* Visual layout annotation data *
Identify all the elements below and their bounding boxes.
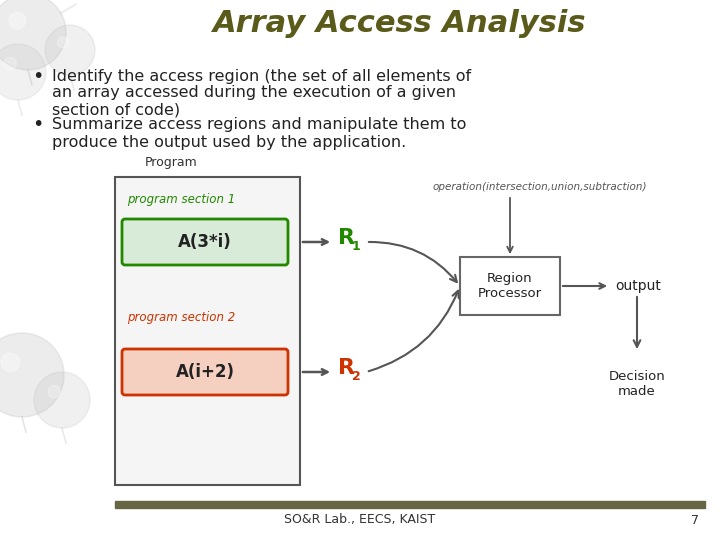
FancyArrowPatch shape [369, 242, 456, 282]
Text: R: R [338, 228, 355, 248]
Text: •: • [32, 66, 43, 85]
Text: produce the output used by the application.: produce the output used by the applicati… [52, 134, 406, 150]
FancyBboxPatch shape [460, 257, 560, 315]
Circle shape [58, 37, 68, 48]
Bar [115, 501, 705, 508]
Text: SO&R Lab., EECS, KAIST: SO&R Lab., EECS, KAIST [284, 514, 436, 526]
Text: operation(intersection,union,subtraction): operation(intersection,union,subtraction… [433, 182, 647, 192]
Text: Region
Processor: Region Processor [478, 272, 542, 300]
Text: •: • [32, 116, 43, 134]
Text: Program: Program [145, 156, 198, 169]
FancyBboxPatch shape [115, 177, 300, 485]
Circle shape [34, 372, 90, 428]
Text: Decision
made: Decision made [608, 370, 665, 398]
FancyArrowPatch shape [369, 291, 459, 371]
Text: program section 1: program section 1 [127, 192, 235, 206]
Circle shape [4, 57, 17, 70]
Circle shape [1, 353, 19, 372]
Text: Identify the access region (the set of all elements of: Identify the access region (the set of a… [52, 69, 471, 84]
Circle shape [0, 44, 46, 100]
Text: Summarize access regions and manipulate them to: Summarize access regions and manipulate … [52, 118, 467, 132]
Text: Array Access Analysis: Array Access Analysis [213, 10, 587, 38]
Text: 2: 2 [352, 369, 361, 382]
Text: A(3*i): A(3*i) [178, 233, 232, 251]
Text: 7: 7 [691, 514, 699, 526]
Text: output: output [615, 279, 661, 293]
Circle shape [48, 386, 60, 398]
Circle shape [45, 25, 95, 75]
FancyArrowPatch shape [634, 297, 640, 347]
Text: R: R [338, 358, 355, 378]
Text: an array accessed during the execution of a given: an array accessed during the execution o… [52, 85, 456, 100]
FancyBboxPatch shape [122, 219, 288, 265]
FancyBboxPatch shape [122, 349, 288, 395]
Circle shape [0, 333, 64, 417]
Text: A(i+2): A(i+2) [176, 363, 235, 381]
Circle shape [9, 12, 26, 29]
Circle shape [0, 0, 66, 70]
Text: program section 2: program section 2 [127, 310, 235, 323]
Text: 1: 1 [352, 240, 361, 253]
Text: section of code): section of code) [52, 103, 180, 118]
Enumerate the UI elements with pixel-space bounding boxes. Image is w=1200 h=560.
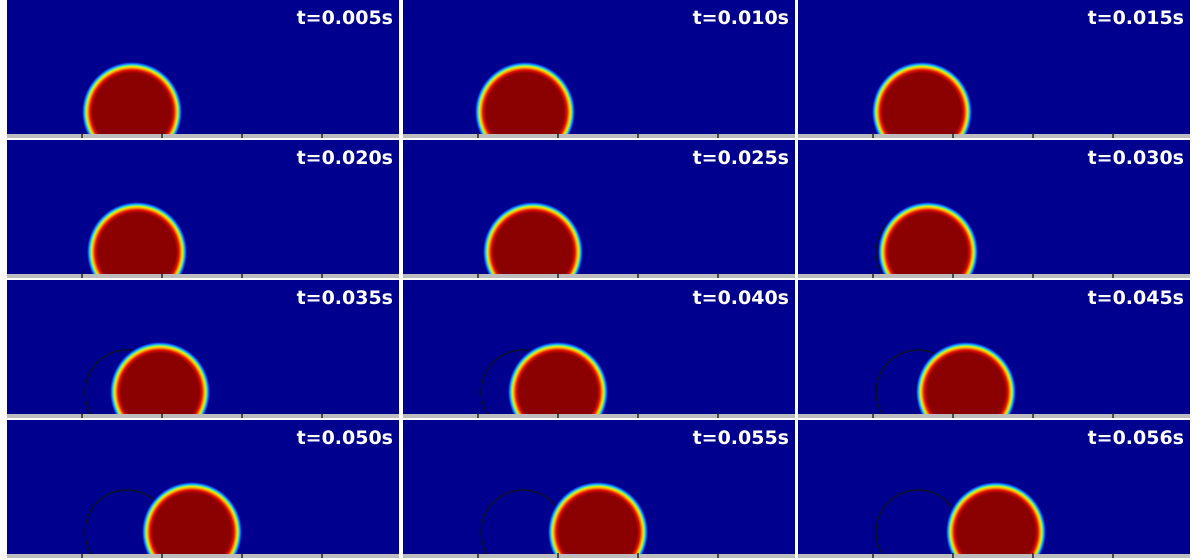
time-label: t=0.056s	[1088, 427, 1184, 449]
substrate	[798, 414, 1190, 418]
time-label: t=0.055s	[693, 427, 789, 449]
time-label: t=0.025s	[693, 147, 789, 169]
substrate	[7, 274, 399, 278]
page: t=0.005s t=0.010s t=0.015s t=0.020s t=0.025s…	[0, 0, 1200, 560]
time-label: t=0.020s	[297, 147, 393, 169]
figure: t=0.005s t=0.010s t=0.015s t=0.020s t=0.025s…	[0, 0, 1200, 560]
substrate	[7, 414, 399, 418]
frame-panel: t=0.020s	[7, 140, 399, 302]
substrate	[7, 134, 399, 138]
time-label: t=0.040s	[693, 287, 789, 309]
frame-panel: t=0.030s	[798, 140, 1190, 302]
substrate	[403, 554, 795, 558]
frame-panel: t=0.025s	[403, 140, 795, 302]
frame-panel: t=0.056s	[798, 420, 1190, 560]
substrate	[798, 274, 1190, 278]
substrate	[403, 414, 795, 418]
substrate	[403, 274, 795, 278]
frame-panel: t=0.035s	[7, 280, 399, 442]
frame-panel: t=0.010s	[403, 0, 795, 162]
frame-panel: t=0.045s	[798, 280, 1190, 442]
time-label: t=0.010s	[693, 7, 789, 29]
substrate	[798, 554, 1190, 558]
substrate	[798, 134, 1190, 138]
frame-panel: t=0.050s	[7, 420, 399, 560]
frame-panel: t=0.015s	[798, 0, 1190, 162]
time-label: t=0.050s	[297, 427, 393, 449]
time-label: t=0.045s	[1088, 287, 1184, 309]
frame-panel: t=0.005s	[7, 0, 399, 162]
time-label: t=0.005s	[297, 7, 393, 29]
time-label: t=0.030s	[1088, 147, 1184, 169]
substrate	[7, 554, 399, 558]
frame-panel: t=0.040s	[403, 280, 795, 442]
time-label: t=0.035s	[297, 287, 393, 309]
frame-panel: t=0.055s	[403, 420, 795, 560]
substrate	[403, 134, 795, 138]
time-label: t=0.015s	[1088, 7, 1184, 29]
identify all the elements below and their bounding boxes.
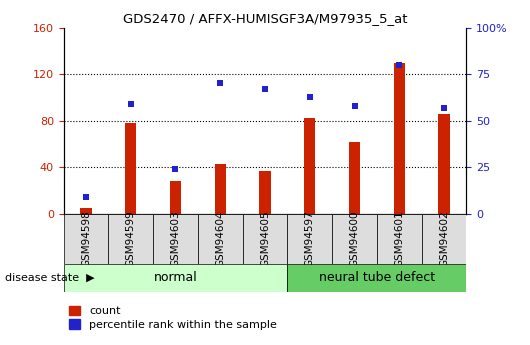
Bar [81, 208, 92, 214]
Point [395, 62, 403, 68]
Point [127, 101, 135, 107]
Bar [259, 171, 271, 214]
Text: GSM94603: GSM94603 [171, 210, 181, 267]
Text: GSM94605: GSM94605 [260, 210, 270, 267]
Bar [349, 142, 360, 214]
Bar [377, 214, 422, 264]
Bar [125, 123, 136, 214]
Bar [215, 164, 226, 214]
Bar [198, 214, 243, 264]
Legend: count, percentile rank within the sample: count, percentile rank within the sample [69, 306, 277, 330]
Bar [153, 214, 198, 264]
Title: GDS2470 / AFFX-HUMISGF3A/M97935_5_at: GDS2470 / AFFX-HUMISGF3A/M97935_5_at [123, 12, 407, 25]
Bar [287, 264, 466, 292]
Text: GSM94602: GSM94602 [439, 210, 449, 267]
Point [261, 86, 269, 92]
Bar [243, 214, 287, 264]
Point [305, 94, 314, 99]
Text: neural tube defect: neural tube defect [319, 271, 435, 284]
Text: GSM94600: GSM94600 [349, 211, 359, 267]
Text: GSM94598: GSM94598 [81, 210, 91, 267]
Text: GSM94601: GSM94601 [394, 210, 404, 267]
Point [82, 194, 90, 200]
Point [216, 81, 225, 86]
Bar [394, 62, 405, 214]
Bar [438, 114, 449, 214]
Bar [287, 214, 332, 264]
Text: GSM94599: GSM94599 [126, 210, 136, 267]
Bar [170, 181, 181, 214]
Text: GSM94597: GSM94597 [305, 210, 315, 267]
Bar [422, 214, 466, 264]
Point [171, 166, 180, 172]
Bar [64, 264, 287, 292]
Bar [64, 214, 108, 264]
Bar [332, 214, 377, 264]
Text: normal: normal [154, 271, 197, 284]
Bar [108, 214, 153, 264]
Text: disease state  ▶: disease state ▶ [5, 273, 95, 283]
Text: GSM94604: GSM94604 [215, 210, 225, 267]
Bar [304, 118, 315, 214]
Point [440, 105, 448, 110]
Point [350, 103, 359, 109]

* PROBLEM REQUIREMENTS *
Can you give back only the lines of the records starting at "FancyArrowPatch shape [369, 242, 456, 282]" and ending at "Text: Decision", with "Zone" substituted for "Region" and everything else left unchanged?

* EXPECTED ANSWER *
FancyArrowPatch shape [369, 242, 456, 282]
Text: R: R [338, 228, 355, 248]
Text: •: • [32, 66, 43, 85]
Text: produce the output used by the application.: produce the output used by the applicati… [52, 134, 406, 150]
FancyBboxPatch shape [460, 257, 560, 315]
Circle shape [58, 37, 68, 48]
Bar [115, 501, 705, 508]
Text: SO&R Lab., EECS, KAIST: SO&R Lab., EECS, KAIST [284, 514, 436, 526]
Text: operation(intersection,union,subtraction): operation(intersection,union,subtraction… [433, 182, 647, 192]
Text: Zone
Processor: Zone Processor [478, 272, 542, 300]
Text: •: • [32, 116, 43, 134]
Text: Program: Program [145, 156, 198, 169]
FancyBboxPatch shape [115, 177, 300, 485]
Circle shape [34, 372, 90, 428]
Text: Decision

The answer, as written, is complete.